→ JOB
How many of the lines below contain "quyền"? Answer with that number alone.

→ DATASET RECORDS
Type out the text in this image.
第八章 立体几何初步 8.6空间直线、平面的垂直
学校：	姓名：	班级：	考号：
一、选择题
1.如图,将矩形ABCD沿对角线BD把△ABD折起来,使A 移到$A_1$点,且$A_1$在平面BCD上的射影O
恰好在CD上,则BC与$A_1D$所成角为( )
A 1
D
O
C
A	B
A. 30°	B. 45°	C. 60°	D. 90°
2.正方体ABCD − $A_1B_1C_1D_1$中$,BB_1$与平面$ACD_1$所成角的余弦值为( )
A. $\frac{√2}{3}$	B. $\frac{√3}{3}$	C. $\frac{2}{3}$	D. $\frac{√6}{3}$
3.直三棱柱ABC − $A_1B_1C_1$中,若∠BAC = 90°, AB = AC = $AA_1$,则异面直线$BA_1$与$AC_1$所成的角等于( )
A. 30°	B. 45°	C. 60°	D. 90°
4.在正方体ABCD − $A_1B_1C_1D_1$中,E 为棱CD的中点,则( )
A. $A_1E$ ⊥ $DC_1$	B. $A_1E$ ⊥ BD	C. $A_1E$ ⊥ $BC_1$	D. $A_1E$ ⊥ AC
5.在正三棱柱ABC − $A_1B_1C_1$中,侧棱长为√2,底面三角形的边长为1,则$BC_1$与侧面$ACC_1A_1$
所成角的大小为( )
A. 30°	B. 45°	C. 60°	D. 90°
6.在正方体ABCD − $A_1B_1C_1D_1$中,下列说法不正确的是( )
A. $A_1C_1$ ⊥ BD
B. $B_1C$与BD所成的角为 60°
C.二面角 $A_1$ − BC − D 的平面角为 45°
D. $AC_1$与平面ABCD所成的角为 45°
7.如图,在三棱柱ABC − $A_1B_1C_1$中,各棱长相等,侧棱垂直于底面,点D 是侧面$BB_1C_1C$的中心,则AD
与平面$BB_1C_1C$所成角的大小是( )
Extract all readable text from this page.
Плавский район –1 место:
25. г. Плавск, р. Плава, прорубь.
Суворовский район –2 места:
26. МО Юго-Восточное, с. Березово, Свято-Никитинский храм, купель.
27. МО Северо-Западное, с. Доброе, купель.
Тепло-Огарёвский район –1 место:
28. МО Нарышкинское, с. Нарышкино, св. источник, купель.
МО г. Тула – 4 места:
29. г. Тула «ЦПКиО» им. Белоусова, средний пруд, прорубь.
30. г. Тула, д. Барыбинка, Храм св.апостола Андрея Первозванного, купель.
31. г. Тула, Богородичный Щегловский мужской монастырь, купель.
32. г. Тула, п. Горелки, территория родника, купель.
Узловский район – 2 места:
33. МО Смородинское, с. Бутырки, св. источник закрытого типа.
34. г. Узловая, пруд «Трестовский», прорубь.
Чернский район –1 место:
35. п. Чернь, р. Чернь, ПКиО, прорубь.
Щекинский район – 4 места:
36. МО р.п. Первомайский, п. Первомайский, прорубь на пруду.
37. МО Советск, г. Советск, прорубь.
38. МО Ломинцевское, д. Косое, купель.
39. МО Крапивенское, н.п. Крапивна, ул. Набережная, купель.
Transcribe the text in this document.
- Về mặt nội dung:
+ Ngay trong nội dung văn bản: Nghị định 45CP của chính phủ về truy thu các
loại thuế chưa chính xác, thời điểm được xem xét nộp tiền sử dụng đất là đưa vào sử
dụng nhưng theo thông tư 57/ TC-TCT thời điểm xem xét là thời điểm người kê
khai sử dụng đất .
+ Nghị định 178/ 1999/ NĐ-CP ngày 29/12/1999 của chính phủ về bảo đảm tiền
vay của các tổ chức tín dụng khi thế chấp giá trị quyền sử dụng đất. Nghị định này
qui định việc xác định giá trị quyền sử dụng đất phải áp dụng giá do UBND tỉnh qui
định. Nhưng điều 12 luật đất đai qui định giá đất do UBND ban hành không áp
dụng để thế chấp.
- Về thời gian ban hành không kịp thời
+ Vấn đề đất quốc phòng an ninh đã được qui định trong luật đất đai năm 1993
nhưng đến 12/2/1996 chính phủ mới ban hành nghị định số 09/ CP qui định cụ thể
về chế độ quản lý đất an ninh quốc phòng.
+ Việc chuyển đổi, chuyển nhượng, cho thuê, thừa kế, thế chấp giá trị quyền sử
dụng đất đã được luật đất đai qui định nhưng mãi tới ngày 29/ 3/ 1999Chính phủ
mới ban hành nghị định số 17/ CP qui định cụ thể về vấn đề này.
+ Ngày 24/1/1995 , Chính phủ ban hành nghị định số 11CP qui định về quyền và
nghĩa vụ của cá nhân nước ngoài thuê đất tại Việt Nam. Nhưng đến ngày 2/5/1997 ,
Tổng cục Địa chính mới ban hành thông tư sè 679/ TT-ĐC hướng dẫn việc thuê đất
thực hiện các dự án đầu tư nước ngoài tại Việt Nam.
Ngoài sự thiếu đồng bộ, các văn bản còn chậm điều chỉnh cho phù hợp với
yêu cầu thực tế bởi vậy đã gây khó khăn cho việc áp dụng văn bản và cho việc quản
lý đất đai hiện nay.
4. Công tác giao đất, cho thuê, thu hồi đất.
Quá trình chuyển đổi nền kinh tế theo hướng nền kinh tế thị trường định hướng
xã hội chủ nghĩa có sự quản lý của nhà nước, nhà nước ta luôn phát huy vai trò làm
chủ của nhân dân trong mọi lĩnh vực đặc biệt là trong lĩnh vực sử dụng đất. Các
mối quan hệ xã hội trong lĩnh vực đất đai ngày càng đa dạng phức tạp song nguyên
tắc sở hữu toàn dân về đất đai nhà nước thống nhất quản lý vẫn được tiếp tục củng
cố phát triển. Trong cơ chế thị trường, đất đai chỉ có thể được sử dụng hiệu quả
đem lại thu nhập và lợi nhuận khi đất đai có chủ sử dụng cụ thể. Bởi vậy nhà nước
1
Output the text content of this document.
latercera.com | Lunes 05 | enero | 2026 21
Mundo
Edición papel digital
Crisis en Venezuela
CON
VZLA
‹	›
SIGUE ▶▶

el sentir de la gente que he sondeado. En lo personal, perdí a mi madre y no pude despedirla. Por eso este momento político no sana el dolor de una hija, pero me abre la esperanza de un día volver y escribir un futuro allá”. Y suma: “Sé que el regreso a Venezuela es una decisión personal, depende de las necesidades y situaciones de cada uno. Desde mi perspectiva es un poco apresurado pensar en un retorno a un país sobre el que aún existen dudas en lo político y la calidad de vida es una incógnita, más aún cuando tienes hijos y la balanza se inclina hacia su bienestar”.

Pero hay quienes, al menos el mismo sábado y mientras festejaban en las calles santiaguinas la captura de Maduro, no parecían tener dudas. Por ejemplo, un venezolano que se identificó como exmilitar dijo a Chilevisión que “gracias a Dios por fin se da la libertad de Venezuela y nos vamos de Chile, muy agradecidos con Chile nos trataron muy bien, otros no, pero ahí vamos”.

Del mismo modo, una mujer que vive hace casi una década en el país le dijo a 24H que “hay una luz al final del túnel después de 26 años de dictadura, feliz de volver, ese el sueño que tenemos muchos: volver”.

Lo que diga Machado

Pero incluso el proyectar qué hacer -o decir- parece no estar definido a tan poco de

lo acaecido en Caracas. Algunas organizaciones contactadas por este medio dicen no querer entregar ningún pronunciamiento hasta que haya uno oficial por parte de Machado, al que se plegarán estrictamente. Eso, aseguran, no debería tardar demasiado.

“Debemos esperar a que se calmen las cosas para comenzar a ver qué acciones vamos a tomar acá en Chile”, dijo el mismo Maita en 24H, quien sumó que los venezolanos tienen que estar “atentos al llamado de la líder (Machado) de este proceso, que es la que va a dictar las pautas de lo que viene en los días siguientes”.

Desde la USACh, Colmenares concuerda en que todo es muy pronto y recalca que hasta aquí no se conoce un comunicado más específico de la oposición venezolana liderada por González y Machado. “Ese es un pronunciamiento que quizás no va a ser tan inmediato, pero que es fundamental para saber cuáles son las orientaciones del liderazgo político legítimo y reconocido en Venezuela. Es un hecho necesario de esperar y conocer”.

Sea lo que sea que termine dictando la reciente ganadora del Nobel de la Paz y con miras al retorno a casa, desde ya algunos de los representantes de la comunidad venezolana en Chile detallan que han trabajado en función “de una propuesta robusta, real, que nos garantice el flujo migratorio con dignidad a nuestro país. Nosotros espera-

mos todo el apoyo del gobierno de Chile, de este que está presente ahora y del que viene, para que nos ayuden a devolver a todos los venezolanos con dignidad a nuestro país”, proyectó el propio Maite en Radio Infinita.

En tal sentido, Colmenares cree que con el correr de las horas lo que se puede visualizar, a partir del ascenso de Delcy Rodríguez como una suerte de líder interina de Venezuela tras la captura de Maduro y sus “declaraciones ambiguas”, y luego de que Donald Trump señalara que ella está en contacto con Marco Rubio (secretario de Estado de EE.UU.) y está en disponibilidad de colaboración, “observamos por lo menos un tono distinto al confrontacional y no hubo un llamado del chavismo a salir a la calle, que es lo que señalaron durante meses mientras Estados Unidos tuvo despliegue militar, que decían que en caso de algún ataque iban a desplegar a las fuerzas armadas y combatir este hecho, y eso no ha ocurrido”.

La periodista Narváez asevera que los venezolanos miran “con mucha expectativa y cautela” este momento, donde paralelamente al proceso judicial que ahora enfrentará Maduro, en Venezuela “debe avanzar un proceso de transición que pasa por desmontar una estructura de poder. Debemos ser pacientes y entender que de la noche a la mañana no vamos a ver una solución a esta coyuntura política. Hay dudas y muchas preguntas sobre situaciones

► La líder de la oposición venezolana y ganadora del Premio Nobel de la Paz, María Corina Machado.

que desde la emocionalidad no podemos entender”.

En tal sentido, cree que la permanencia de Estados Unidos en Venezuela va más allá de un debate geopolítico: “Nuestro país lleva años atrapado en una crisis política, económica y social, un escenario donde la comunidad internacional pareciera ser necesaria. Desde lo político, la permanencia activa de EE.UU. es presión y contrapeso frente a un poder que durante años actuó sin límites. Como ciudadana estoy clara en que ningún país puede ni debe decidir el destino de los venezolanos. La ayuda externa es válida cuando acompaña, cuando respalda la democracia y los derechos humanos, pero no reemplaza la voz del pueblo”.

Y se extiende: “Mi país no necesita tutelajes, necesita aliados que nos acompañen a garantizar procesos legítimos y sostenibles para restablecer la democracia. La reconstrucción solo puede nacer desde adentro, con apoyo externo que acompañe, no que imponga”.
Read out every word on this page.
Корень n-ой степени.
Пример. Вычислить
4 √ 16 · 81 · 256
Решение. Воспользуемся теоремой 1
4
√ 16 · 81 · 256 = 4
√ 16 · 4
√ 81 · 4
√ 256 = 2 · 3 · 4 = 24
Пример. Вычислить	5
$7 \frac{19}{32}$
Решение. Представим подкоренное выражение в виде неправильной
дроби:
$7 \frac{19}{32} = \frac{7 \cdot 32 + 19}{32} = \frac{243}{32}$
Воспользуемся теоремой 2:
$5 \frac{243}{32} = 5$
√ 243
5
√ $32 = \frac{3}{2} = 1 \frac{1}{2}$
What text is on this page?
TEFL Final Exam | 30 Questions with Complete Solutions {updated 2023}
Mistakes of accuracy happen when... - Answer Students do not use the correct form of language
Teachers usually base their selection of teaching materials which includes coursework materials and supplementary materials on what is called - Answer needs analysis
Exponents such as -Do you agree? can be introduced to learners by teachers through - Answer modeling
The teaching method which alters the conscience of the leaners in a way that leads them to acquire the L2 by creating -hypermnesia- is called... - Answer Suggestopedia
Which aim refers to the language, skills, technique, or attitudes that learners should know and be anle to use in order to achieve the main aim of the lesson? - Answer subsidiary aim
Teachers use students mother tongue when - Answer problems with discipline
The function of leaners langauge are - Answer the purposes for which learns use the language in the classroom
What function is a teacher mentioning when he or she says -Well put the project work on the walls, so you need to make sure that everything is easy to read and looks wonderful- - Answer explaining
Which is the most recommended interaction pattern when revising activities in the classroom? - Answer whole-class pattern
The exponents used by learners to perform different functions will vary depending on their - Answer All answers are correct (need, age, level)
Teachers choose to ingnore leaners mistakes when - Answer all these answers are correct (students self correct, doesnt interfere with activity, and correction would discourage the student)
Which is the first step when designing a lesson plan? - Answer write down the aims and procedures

→ SOLUTION TO THIS PROBLEM
4